Given problem: Print out each record below, unaltered and complete, without its images.

Records supplied:
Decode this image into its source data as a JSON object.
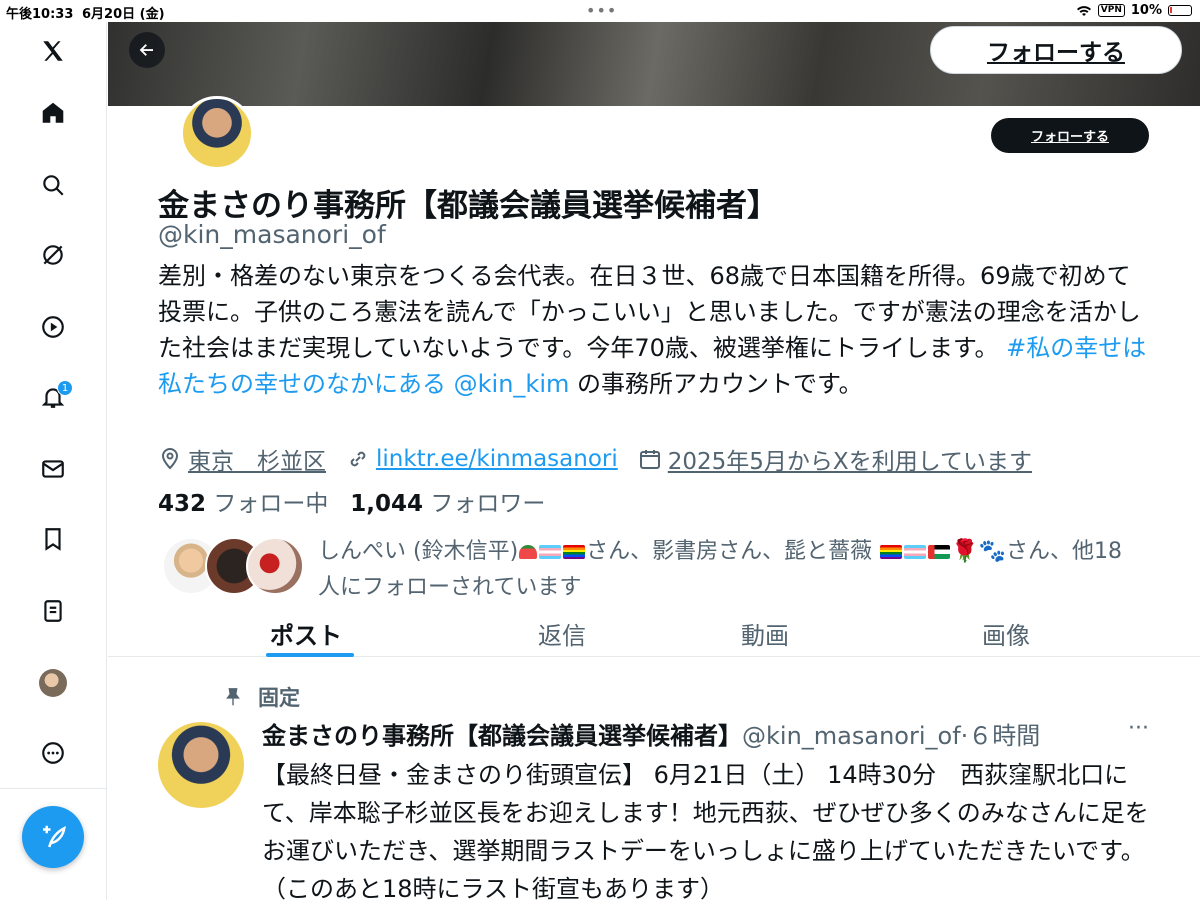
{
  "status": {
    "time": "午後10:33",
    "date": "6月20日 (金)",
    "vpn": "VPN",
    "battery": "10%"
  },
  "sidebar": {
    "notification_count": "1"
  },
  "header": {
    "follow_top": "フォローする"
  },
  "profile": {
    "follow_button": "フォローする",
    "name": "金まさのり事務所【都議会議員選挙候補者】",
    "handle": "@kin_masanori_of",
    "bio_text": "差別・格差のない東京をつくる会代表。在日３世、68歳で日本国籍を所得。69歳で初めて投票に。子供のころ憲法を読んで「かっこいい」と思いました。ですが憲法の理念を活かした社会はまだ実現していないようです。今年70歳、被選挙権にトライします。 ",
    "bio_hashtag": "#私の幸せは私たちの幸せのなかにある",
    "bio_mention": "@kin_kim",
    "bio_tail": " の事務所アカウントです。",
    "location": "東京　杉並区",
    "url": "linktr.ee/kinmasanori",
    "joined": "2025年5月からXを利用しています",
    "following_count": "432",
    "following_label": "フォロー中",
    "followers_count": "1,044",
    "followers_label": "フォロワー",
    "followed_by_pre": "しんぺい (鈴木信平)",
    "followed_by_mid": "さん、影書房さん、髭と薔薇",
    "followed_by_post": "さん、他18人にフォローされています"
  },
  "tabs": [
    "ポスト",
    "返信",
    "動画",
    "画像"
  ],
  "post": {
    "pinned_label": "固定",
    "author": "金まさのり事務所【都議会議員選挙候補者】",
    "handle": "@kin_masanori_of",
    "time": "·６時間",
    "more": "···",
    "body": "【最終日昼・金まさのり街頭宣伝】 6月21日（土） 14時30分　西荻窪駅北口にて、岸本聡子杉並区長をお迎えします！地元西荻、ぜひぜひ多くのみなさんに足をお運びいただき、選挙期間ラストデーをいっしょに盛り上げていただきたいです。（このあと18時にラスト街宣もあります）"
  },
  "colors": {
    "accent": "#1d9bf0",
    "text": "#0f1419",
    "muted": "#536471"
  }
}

Complete output:
Decode this image into its source data as a JSON object.
{
  "status": {
    "time": "午後10:33",
    "date": "6月20日 (金)",
    "vpn": "VPN",
    "battery": "10%"
  },
  "sidebar": {
    "notification_count": "1"
  },
  "header": {
    "follow_top": "フォローする"
  },
  "profile": {
    "follow_button": "フォローする",
    "name": "金まさのり事務所【都議会議員選挙候補者】",
    "handle": "@kin_masanori_of",
    "bio_text": "差別・格差のない東京をつくる会代表。在日３世、68歳で日本国籍を所得。69歳で初めて投票に。子供のころ憲法を読んで「かっこいい」と思いました。ですが憲法の理念を活かした社会はまだ実現していないようです。今年70歳、被選挙権にトライします。 ",
    "bio_hashtag": "#私の幸せは私たちの幸せのなかにある",
    "bio_mention": "@kin_kim",
    "bio_tail": " の事務所アカウントです。",
    "location": "東京　杉並区",
    "url": "linktr.ee/kinmasanori",
    "joined": "2025年5月からXを利用しています",
    "following_count": "432",
    "following_label": "フォロー中",
    "followers_count": "1,044",
    "followers_label": "フォロワー",
    "followed_by_pre": "しんぺい (鈴木信平)",
    "followed_by_mid": "さん、影書房さん、髭と薔薇",
    "followed_by_post": "さん、他18人にフォローされています"
  },
  "tabs": [
    "ポスト",
    "返信",
    "動画",
    "画像"
  ],
  "post": {
    "pinned_label": "固定",
    "author": "金まさのり事務所【都議会議員選挙候補者】",
    "handle": "@kin_masanori_of",
    "time": "·６時間",
    "more": "···",
    "body": "【最終日昼・金まさのり街頭宣伝】 6月21日（土） 14時30分　西荻窪駅北口にて、岸本聡子杉並区長をお迎えします！地元西荻、ぜひぜひ多くのみなさんに足をお運びいただき、選挙期間ラストデーをいっしょに盛り上げていただきたいです。（このあと18時にラスト街宣もあります）"
  },
  "colors": {
    "accent": "#1d9bf0",
    "text": "#0f1419",
    "muted": "#536471"
  }
}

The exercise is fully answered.